● **What is being asked**
Return all lines from the listing below in which the string "vertice" occurs.

[START OF Source material]

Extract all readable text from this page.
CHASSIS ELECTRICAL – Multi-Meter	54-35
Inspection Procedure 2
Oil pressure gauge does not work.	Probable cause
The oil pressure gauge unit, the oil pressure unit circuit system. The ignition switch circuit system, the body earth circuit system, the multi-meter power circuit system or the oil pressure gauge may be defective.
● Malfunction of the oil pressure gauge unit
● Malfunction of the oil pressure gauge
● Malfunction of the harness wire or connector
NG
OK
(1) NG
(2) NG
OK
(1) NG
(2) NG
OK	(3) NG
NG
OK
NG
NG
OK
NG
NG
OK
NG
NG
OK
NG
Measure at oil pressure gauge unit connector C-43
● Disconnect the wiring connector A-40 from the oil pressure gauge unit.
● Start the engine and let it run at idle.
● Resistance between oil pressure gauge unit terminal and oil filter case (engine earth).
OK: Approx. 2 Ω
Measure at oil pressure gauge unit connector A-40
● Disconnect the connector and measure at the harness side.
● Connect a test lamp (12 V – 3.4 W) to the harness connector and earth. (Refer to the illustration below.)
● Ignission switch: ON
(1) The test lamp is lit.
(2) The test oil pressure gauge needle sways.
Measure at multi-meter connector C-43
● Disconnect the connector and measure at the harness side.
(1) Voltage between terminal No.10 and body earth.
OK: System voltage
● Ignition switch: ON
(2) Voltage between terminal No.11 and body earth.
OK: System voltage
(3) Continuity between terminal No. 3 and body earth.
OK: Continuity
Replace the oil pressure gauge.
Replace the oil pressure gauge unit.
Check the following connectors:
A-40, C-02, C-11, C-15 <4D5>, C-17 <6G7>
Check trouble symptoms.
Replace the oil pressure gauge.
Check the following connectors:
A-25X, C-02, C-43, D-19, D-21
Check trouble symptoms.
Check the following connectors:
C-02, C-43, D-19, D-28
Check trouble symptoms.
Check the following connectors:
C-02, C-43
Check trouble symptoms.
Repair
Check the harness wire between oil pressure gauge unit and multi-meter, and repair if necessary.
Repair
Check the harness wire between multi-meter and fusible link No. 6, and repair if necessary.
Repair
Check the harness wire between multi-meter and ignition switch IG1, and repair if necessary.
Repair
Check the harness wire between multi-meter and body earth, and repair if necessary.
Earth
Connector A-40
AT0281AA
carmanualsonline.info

[END OF Source material]
[START OF Source material]

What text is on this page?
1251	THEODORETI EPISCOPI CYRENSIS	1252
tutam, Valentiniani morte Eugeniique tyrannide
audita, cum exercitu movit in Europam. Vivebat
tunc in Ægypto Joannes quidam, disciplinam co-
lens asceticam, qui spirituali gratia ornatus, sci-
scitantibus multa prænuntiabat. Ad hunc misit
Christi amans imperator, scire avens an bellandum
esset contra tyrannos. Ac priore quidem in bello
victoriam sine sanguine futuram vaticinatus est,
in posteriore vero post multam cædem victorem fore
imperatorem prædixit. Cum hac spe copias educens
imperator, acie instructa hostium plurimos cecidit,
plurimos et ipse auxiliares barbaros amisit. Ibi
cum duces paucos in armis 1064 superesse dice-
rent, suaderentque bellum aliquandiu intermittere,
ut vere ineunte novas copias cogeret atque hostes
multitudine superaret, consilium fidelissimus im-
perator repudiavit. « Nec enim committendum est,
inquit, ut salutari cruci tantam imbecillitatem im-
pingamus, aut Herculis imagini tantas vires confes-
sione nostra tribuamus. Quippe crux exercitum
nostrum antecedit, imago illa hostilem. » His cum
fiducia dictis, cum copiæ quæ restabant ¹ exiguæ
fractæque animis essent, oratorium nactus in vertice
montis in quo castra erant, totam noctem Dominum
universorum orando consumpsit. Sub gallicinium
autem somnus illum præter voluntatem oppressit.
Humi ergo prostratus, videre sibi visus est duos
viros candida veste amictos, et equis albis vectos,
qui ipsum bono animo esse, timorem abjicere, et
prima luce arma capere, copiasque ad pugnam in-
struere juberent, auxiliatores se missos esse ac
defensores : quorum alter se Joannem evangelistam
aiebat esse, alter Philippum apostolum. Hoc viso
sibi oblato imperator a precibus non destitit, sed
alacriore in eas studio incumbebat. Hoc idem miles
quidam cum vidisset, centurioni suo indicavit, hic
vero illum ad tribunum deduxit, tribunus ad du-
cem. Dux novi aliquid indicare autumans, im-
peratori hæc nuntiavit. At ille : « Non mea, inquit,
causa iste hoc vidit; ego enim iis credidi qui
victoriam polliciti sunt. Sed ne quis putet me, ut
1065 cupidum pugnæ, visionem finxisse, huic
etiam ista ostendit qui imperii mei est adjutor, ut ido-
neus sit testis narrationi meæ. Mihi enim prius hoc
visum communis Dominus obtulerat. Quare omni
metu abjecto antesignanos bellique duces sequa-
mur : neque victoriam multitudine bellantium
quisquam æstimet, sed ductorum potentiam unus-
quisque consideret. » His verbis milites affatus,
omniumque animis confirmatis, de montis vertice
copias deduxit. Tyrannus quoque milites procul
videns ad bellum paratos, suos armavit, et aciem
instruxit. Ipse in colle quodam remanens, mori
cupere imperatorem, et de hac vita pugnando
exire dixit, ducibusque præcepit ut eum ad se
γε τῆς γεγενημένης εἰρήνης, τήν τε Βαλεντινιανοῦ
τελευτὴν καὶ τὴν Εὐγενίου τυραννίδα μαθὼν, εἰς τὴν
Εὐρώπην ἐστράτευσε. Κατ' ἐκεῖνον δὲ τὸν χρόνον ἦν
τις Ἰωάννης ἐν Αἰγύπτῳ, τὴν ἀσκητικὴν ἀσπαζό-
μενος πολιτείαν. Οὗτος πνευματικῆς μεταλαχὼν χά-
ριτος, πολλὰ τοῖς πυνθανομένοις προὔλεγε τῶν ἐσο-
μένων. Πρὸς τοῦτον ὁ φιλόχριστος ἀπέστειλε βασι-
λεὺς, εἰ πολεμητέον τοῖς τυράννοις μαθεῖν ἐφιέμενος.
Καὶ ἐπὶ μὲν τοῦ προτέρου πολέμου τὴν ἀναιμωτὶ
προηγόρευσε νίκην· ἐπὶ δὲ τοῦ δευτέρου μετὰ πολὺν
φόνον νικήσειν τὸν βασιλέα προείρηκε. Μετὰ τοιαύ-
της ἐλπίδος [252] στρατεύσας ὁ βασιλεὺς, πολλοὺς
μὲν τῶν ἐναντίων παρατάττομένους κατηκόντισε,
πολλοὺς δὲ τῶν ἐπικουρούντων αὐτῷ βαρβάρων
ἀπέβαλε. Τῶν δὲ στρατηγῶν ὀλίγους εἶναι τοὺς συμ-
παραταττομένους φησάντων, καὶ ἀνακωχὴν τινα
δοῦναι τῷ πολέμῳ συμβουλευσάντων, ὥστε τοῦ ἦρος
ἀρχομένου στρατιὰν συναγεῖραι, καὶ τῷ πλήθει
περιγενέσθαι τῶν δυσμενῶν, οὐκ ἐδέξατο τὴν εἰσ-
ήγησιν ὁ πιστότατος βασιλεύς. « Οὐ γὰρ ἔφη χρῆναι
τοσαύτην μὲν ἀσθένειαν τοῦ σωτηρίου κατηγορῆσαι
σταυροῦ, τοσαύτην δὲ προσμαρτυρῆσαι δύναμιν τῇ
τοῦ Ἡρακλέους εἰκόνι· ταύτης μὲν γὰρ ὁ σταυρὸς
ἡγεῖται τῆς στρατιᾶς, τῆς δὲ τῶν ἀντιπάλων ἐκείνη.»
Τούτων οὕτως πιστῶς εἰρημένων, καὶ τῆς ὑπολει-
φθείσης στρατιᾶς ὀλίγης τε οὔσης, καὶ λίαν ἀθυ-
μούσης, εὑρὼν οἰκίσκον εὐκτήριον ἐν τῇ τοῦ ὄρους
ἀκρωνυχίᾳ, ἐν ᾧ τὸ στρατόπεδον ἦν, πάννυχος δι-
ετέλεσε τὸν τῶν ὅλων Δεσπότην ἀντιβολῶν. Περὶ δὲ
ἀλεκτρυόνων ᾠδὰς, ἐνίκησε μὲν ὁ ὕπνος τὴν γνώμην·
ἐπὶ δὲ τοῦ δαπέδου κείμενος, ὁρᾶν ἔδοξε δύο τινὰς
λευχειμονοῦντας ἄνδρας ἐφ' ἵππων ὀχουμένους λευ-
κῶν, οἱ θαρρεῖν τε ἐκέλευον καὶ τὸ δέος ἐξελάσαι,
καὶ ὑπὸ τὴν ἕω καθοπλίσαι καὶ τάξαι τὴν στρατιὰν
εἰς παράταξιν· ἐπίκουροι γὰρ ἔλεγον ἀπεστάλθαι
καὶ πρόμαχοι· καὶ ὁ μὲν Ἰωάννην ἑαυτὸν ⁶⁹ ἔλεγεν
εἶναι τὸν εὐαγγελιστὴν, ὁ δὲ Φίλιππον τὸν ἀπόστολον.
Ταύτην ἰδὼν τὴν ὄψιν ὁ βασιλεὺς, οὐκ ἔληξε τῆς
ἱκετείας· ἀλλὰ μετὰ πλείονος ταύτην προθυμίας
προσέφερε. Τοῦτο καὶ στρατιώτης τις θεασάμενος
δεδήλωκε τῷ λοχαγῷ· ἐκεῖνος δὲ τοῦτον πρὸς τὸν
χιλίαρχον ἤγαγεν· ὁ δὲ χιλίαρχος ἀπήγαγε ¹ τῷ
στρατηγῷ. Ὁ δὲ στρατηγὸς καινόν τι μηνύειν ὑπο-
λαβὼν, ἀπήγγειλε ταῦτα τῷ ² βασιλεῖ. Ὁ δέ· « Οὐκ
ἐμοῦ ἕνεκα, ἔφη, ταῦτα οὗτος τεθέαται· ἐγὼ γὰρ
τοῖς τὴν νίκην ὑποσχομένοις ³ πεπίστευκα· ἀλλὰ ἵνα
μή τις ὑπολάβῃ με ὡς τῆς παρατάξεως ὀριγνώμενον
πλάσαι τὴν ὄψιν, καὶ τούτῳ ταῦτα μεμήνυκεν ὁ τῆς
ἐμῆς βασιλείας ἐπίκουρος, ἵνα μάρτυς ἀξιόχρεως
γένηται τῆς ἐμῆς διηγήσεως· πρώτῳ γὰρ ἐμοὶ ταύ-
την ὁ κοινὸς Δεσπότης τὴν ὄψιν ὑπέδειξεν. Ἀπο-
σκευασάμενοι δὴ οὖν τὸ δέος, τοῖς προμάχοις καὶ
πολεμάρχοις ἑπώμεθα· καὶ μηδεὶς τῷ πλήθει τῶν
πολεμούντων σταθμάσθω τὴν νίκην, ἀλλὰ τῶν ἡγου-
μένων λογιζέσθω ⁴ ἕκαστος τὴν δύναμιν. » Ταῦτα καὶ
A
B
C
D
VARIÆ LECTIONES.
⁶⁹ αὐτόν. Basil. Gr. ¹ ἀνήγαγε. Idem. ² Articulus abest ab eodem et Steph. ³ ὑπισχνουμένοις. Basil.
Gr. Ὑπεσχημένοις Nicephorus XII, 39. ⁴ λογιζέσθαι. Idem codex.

[END OF Source material]
[START OF Source material]

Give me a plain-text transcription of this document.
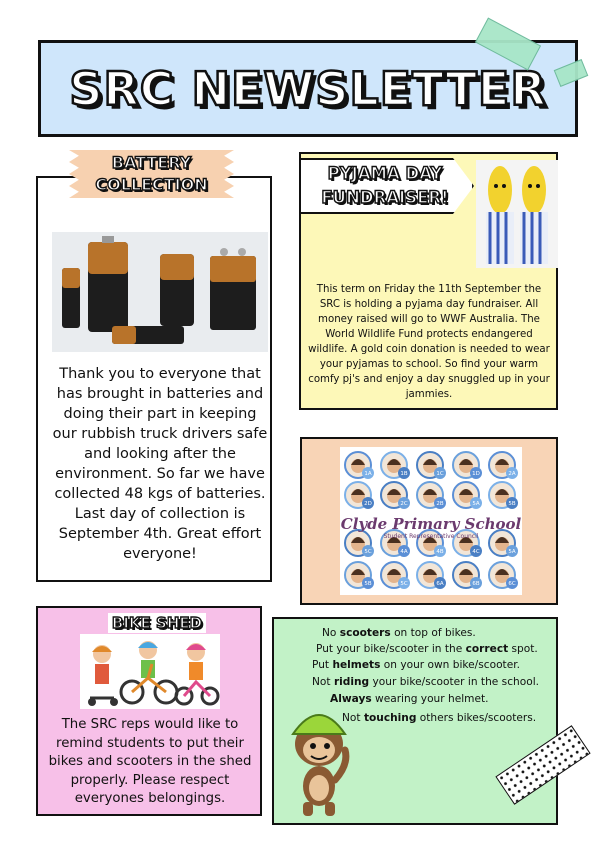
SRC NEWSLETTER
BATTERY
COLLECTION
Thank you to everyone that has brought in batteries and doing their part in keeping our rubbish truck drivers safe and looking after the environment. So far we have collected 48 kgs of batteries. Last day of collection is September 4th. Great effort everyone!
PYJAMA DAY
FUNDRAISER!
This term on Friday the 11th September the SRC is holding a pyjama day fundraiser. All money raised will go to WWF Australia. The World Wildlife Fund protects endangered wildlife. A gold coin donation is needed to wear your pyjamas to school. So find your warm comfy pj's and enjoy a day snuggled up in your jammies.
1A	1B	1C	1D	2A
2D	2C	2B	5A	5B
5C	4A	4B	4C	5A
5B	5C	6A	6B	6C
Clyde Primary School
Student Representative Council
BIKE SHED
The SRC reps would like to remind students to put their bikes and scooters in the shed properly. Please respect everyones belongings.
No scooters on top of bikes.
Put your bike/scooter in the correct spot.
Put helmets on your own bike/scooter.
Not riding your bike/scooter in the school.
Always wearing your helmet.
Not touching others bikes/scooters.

[END OF Source material]

● **Output below**
fractæque animis essent, oratorium nactus in vertice
omniumque animis confirmatis, de montis vertice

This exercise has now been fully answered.